▸ **Task directions**:
Return each of the entries below word for word.

Figure content listings:
=====

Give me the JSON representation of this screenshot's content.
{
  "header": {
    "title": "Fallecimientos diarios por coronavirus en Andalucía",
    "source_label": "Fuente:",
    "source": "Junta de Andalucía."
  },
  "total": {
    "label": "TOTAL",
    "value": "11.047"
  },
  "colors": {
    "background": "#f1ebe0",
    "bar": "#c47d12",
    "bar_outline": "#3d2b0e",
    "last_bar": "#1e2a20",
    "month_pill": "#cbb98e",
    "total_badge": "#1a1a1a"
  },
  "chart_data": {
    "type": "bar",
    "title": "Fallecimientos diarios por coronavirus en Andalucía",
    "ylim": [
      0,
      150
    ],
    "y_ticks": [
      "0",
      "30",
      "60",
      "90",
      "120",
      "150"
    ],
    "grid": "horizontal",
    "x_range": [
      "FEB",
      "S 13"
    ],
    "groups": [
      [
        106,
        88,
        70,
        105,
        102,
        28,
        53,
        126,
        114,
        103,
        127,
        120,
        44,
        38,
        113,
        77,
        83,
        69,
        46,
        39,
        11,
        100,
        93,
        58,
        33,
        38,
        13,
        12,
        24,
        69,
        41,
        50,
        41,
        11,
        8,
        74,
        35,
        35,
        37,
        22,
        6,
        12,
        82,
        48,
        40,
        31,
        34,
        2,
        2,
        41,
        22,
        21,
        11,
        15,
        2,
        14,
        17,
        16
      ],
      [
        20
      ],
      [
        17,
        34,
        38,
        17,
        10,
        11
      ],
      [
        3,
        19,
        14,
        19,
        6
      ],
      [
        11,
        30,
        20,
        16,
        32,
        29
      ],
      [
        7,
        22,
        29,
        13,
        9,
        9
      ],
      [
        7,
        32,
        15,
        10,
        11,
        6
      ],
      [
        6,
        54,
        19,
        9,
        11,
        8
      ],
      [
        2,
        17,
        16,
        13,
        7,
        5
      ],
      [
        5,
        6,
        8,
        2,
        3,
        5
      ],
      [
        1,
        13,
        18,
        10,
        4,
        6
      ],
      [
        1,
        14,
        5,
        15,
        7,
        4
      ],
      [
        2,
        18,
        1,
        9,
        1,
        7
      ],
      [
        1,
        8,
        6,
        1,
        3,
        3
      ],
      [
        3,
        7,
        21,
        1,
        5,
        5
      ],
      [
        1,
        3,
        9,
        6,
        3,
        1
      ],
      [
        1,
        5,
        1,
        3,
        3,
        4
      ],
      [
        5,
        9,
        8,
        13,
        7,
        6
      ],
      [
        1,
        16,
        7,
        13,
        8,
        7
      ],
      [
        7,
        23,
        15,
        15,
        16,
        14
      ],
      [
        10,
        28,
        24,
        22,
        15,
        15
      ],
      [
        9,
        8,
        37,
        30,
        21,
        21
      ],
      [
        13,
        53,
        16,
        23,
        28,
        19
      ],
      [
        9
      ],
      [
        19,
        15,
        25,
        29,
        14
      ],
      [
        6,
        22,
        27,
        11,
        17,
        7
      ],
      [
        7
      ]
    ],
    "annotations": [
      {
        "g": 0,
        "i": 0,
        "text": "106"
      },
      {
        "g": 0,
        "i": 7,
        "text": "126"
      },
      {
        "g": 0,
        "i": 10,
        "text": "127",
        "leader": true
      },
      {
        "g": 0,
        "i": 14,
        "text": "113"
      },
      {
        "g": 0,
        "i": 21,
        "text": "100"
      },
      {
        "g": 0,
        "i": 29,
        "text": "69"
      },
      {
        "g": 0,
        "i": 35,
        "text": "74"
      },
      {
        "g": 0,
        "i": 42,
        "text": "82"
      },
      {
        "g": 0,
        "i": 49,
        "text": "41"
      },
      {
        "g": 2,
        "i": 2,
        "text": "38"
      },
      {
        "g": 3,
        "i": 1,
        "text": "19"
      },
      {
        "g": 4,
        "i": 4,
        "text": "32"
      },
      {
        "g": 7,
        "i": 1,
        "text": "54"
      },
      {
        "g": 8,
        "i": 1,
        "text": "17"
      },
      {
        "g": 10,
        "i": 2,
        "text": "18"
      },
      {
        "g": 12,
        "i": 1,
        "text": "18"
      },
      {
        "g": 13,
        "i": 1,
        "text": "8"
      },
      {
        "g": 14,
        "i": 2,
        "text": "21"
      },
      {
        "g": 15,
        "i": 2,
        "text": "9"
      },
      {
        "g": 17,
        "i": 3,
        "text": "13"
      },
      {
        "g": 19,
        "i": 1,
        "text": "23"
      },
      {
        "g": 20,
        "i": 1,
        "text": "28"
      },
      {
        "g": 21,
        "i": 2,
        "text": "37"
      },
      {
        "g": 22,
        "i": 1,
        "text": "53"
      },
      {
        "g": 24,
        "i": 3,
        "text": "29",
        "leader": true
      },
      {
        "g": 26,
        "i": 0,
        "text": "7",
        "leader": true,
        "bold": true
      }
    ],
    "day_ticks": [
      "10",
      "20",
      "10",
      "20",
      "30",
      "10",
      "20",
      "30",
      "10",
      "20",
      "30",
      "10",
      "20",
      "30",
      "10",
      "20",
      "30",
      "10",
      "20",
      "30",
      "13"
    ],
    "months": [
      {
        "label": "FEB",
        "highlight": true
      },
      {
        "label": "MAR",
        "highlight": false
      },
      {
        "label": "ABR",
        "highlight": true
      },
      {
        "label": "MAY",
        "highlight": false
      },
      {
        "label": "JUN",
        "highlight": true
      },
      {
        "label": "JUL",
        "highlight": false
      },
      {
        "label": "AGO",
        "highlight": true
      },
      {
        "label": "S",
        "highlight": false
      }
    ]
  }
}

=====

▸ **Answer section**:
Give me the JSON representation of this screenshot's content.
{
  "header": {
    "title": "Fallecimientos diarios por coronavirus en Andalucía",
    "source_label": "Fuente:",
    "source": "Junta de Andalucía."
  },
  "total": {
    "label": "TOTAL",
    "value": "11.047"
  },
  "colors": {
    "background": "#f1ebe0",
    "bar": "#c47d12",
    "bar_outline": "#3d2b0e",
    "last_bar": "#1e2a20",
    "month_pill": "#cbb98e",
    "total_badge": "#1a1a1a"
  },
  "chart_data": {
    "type": "bar",
    "title": "Fallecimientos diarios por coronavirus en Andalucía",
    "ylim": [
      0,
      150
    ],
    "y_ticks": [
      "0",
      "30",
      "60",
      "90",
      "120",
      "150"
    ],
    "grid": "horizontal",
    "x_range": [
      "FEB",
      "S 13"
    ],
    "groups": [
      [
        106,
        88,
        70,
        105,
        102,
        28,
        53,
        126,
        114,
        103,
        127,
        120,
        44,
        38,
        113,
        77,
        83,
        69,
        46,
        39,
        11,
        100,
        93,
        58,
        33,
        38,
        13,
        12,
        24,
        69,
        41,
        50,
        41,
        11,
        8,
        74,
        35,
        35,
        37,
        22,
        6,
        12,
        82,
        48,
        40,
        31,
        34,
        2,
        2,
        41,
        22,
        21,
        11,
        15,
        2,
        14,
        17,
        16
      ],
      [
        20
      ],
      [
        17,
        34,
        38,
        17,
        10,
        11
      ],
      [
        3,
        19,
        14,
        19,
        6
      ],
      [
        11,
        30,
        20,
        16,
        32,
        29
      ],
      [
        7,
        22,
        29,
        13,
        9,
        9
      ],
      [
        7,
        32,
        15,
        10,
        11,
        6
      ],
      [
        6,
        54,
        19,
        9,
        11,
        8
      ],
      [
        2,
        17,
        16,
        13,
        7,
        5
      ],
      [
        5,
        6,
        8,
        2,
        3,
        5
      ],
      [
        1,
        13,
        18,
        10,
        4,
        6
      ],
      [
        1,
        14,
        5,
        15,
        7,
        4
      ],
      [
        2,
        18,
        1,
        9,
        1,
        7
      ],
      [
        1,
        8,
        6,
        1,
        3,
        3
      ],
      [
        3,
        7,
        21,
        1,
        5,
        5
      ],
      [
        1,
        3,
        9,
        6,
        3,
        1
      ],
      [
        1,
        5,
        1,
        3,
        3,
        4
      ],
      [
        5,
        9,
        8,
        13,
        7,
        6
      ],
      [
        1,
        16,
        7,
        13,
        8,
        7
      ],
      [
        7,
        23,
        15,
        15,
        16,
        14
      ],
      [
        10,
        28,
        24,
        22,
        15,
        15
      ],
      [
        9,
        8,
        37,
        30,
        21,
        21
      ],
      [
        13,
        53,
        16,
        23,
        28,
        19
      ],
      [
        9
      ],
      [
        19,
        15,
        25,
        29,
        14
      ],
      [
        6,
        22,
        27,
        11,
        17,
        7
      ],
      [
        7
      ]
    ],
    "annotations": [
      {
        "g": 0,
        "i": 0,
        "text": "106"
      },
      {
        "g": 0,
        "i": 7,
        "text": "126"
      },
      {
        "g": 0,
        "i": 10,
        "text": "127",
        "leader": true
      },
      {
        "g": 0,
        "i": 14,
        "text": "113"
      },
      {
        "g": 0,
        "i": 21,
        "text": "100"
      },
      {
        "g": 0,
        "i": 29,
        "text": "69"
      },
      {
        "g": 0,
        "i": 35,
        "text": "74"
      },
      {
        "g": 0,
        "i": 42,
        "text": "82"
      },
      {
        "g": 0,
        "i": 49,
        "text": "41"
      },
      {
        "g": 2,
        "i": 2,
        "text": "38"
      },
      {
        "g": 3,
        "i": 1,
        "text": "19"
      },
      {
        "g": 4,
        "i": 4,
        "text": "32"
      },
      {
        "g": 7,
        "i": 1,
        "text": "54"
      },
      {
        "g": 8,
        "i": 1,
        "text": "17"
      },
      {
        "g": 10,
        "i": 2,
        "text": "18"
      },
      {
        "g": 12,
        "i": 1,
        "text": "18"
      },
      {
        "g": 13,
        "i": 1,
        "text": "8"
      },
      {
        "g": 14,
        "i": 2,
        "text": "21"
      },
      {
        "g": 15,
        "i": 2,
        "text": "9"
      },
      {
        "g": 17,
        "i": 3,
        "text": "13"
      },
      {
        "g": 19,
        "i": 1,
        "text": "23"
      },
      {
        "g": 20,
        "i": 1,
        "text": "28"
      },
      {
        "g": 21,
        "i": 2,
        "text": "37"
      },
      {
        "g": 22,
        "i": 1,
        "text": "53"
      },
      {
        "g": 24,
        "i": 3,
        "text": "29",
        "leader": true
      },
      {
        "g": 26,
        "i": 0,
        "text": "7",
        "leader": true,
        "bold": true
      }
    ],
    "day_ticks": [
      "10",
      "20",
      "10",
      "20",
      "30",
      "10",
      "20",
      "30",
      "10",
      "20",
      "30",
      "10",
      "20",
      "30",
      "10",
      "20",
      "30",
      "10",
      "20",
      "30",
      "13"
    ],
    "months": [
      {
        "label": "FEB",
        "highlight": true
      },
      {
        "label": "MAR",
        "highlight": false
      },
      {
        "label": "ABR",
        "highlight": true
      },
      {
        "label": "MAY",
        "highlight": false
      },
      {
        "label": "JUN",
        "highlight": true
      },
      {
        "label": "JUL",
        "highlight": false
      },
      {
        "label": "AGO",
        "highlight": true
      },
      {
        "label": "S",
        "highlight": false
      }
    ]
  }
}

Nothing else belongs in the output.